> [Given request]:
Reproduce the data verbatim, from its first line through the line containing "y-axis-ticks: 0.0001 0.001", both ends included.

........

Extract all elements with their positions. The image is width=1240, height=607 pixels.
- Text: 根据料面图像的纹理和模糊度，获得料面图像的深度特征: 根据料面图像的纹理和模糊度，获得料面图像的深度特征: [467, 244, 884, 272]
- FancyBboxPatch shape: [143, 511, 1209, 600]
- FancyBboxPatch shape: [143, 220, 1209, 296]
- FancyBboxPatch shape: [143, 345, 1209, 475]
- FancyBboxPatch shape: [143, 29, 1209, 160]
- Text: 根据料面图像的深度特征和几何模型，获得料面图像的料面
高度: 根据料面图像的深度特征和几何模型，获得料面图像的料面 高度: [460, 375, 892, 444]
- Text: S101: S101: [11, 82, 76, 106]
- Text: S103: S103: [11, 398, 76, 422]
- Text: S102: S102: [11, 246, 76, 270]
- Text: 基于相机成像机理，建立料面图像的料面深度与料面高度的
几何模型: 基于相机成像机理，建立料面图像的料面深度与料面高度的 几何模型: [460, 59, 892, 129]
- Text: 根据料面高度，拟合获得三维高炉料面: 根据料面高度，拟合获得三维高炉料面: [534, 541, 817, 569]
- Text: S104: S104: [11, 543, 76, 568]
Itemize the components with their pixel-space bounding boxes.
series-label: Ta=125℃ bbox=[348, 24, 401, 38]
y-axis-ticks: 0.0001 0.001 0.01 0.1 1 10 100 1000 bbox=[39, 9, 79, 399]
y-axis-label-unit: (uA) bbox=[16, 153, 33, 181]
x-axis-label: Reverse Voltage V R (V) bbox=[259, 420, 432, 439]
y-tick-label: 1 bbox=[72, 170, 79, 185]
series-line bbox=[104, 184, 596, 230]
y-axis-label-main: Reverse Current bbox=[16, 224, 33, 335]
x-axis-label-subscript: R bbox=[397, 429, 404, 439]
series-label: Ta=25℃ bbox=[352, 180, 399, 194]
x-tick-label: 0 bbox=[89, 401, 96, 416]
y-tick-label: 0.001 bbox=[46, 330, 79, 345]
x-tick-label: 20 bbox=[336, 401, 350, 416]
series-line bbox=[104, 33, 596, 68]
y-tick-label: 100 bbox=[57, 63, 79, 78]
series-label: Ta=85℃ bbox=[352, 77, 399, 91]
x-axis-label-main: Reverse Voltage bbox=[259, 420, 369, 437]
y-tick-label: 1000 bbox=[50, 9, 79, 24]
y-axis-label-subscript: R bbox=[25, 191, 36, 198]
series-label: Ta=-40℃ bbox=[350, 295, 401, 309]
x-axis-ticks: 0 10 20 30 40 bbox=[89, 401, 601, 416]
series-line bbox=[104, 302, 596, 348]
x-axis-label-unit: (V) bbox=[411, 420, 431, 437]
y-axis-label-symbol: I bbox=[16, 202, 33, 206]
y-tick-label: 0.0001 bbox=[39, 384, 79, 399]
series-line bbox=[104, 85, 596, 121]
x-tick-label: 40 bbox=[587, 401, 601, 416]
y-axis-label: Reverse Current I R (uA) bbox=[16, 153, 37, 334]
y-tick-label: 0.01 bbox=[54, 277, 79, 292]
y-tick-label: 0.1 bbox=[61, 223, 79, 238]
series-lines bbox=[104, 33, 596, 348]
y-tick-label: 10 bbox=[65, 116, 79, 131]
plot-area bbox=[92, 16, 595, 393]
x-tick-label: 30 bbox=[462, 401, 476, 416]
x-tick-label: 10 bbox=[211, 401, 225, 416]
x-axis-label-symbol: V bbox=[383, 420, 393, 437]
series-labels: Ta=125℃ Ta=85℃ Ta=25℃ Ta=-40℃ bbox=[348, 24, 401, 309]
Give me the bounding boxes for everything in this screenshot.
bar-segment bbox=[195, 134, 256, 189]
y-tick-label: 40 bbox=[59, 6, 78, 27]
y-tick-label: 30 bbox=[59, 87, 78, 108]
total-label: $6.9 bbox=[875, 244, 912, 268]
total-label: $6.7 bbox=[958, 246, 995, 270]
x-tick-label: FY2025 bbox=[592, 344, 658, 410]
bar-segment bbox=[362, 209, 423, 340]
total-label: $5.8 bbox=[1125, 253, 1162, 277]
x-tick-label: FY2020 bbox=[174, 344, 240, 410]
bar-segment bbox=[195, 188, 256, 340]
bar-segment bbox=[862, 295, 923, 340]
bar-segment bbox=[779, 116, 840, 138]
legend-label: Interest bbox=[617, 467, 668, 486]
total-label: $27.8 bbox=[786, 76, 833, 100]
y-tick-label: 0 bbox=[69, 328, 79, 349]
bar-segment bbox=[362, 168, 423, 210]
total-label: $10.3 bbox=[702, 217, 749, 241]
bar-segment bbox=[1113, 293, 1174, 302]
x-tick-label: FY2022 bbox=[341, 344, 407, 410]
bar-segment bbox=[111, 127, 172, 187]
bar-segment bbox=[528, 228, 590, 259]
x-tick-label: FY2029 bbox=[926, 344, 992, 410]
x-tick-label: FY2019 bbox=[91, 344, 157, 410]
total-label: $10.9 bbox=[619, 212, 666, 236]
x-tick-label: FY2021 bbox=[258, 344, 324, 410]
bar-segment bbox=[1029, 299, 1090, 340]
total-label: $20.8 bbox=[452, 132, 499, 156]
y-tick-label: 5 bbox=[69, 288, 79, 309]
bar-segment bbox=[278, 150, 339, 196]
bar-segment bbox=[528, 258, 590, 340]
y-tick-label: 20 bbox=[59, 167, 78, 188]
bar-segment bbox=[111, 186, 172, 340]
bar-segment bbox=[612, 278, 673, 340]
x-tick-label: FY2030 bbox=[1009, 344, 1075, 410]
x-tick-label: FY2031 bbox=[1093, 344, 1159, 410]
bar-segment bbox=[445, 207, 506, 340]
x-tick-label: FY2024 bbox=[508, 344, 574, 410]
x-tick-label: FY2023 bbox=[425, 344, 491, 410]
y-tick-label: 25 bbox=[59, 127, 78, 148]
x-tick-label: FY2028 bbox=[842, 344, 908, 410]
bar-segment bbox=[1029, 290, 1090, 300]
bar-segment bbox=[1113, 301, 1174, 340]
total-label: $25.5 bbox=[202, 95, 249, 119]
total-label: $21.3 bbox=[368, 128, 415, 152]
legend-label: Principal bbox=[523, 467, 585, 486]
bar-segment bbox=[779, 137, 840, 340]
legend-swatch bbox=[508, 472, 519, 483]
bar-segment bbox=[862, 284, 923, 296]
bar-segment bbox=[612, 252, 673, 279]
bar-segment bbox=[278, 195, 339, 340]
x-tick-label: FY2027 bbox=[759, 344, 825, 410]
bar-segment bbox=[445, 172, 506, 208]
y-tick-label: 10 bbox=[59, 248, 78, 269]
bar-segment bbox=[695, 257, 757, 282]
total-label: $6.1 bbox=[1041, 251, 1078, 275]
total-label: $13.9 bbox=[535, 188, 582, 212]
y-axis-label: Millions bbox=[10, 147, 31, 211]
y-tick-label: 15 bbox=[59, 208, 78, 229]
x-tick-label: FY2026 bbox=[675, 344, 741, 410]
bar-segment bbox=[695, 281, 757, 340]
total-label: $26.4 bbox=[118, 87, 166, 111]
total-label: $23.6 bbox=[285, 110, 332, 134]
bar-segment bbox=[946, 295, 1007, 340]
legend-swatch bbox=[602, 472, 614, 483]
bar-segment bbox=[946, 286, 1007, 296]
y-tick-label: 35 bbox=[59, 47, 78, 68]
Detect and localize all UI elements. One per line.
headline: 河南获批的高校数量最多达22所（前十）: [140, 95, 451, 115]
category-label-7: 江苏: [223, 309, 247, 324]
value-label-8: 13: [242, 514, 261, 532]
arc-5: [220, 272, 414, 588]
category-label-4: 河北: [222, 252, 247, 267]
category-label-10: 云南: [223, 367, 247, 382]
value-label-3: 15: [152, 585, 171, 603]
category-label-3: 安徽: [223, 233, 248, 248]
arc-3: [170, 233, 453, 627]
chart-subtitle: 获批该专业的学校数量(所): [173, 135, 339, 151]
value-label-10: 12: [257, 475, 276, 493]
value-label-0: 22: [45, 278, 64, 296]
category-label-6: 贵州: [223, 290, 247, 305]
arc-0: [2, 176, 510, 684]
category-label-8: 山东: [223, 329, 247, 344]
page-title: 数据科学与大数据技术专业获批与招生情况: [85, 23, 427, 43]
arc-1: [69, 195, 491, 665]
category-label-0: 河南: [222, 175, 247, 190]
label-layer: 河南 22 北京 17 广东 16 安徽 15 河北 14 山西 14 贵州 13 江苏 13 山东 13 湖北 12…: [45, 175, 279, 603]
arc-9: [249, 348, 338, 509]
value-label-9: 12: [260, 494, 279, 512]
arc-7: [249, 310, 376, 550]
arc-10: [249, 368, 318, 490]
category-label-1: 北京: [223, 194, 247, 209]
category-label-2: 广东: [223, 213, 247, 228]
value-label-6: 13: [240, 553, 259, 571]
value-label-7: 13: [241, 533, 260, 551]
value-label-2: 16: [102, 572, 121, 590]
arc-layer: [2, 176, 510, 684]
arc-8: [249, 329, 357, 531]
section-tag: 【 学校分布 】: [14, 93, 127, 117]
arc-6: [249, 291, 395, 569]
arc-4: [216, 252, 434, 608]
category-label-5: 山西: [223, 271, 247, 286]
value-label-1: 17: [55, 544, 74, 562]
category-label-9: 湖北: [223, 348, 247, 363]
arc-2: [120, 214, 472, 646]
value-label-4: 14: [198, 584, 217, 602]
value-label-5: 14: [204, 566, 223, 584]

........

> [Answer to the problem]:
Extract all elements with their positions. The image is width=1240, height=607 pixels.
- Text: 根据料面图像的纹理和模糊度，获得料面图像的深度特征: 根据料面图像的纹理和模糊度，获得料面图像的深度特征: [467, 244, 884, 272]
- FancyBboxPatch shape: [143, 511, 1209, 600]
- FancyBboxPatch shape: [143, 220, 1209, 296]
- FancyBboxPatch shape: [143, 345, 1209, 475]
- FancyBboxPatch shape: [143, 29, 1209, 160]
- Text: 根据料面图像的深度特征和几何模型，获得料面图像的料面
高度: 根据料面图像的深度特征和几何模型，获得料面图像的料面 高度: [460, 375, 892, 444]
- Text: S101: S101: [11, 82, 76, 106]
- Text: S103: S103: [11, 398, 76, 422]
- Text: S102: S102: [11, 246, 76, 270]
- Text: 基于相机成像机理，建立料面图像的料面深度与料面高度的
几何模型: 基于相机成像机理，建立料面图像的料面深度与料面高度的 几何模型: [460, 59, 892, 129]
- Text: 根据料面高度，拟合获得三维高炉料面: 根据料面高度，拟合获得三维高炉料面: [534, 541, 817, 569]
- Text: S104: S104: [11, 543, 76, 568]
Itemize the components with their pixel-space bounding boxes.
series-label: Ta=125℃ bbox=[348, 24, 401, 38]
y-axis-ticks: 0.0001 0.001 0.01 0.1 1 10 100 1000 bbox=[39, 9, 79, 399]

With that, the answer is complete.